--- Data section ---

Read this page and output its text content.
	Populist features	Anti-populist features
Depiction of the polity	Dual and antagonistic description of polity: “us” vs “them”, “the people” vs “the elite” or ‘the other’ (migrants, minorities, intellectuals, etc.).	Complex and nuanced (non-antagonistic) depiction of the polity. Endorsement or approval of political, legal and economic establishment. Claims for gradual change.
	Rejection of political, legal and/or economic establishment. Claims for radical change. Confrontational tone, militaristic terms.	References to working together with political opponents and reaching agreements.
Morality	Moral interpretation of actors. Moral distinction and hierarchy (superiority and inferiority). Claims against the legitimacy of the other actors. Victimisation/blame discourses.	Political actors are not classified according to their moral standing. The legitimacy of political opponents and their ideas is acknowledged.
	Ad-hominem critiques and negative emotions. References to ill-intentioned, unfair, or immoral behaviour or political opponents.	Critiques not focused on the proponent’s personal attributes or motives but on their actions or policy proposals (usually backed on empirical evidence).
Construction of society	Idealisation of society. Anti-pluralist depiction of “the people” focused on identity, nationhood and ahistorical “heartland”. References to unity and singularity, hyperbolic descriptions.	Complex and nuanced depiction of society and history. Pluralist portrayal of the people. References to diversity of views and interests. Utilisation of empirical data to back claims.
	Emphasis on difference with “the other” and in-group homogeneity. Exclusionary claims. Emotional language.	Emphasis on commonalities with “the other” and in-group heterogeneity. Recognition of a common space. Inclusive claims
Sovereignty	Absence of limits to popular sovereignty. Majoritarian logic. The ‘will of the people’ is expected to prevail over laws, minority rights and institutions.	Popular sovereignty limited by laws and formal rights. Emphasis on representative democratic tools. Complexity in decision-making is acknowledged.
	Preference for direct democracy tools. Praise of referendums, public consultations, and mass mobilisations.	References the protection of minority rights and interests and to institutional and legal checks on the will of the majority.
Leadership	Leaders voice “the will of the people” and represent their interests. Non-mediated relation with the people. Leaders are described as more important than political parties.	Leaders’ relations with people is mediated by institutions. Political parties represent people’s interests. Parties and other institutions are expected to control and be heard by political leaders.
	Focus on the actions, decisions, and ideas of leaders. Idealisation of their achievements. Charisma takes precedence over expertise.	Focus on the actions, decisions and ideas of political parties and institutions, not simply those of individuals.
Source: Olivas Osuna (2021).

---

Please output the entire listing exactly as it stands.

Read this page and output its text content.
	Populist features	Anti-populist features
Depiction of the polity	Dual and antagonistic description of polity: “us” vs “them”, “the people” vs “the elite” or ‘the other’ (migrants, minorities, intellectuals, etc.).	Complex and nuanced (non-antagonistic) depiction of the polity. Endorsement or approval of political, legal and economic establishment. Claims for gradual change.
	Rejection of political, legal and/or economic establishment. Claims for radical change. Confrontational tone, militaristic terms.	References to working together with political opponents and reaching agreements.
Morality	Moral interpretation of actors. Moral distinction and hierarchy (superiority and inferiority). Claims against the legitimacy of the other actors. Victimisation/blame discourses.	Political actors are not classified according to their moral standing. The legitimacy of political opponents and their ideas is acknowledged.
	Ad-hominem critiques and negative emotions. References to ill-intentioned, unfair, or immoral behaviour or political opponents.	Critiques not focused on the proponent’s personal attributes or motives but on their actions or policy proposals (usually backed on empirical evidence).
Construction of society	Idealisation of society. Anti-pluralist depiction of “the people” focused on identity, nationhood and ahistorical “heartland”. References to unity and singularity, hyperbolic descriptions.	Complex and nuanced depiction of society and history. Pluralist portrayal of the people. References to diversity of views and interests. Utilisation of empirical data to back claims.
	Emphasis on difference with “the other” and in-group homogeneity. Exclusionary claims. Emotional language.	Emphasis on commonalities with “the other” and in-group heterogeneity. Recognition of a common space. Inclusive claims
Sovereignty	Absence of limits to popular sovereignty. Majoritarian logic. The ‘will of the people’ is expected to prevail over laws, minority rights and institutions.	Popular sovereignty limited by laws and formal rights. Emphasis on representative democratic tools. Complexity in decision-making is acknowledged.
	Preference for direct democracy tools. Praise of referendums, public consultations, and mass mobilisations.	References the protection of minority rights and interests and to institutional and legal checks on the will of the majority.
Leadership	Leaders voice “the will of the people” and represent their interests. Non-mediated relation with the people. Leaders are described as more important than political parties.	Leaders’ relations with people is mediated by institutions. Political parties represent people’s interests. Parties and other institutions are expected to control and be heard by political leaders.
	Focus on the actions, decisions, and ideas of leaders. Idealisation of their achievements. Charisma takes precedence over expertise.	Focus on the actions, decisions and ideas of political parties and institutions, not simply those of individuals.
Source: Olivas Osuna (2021).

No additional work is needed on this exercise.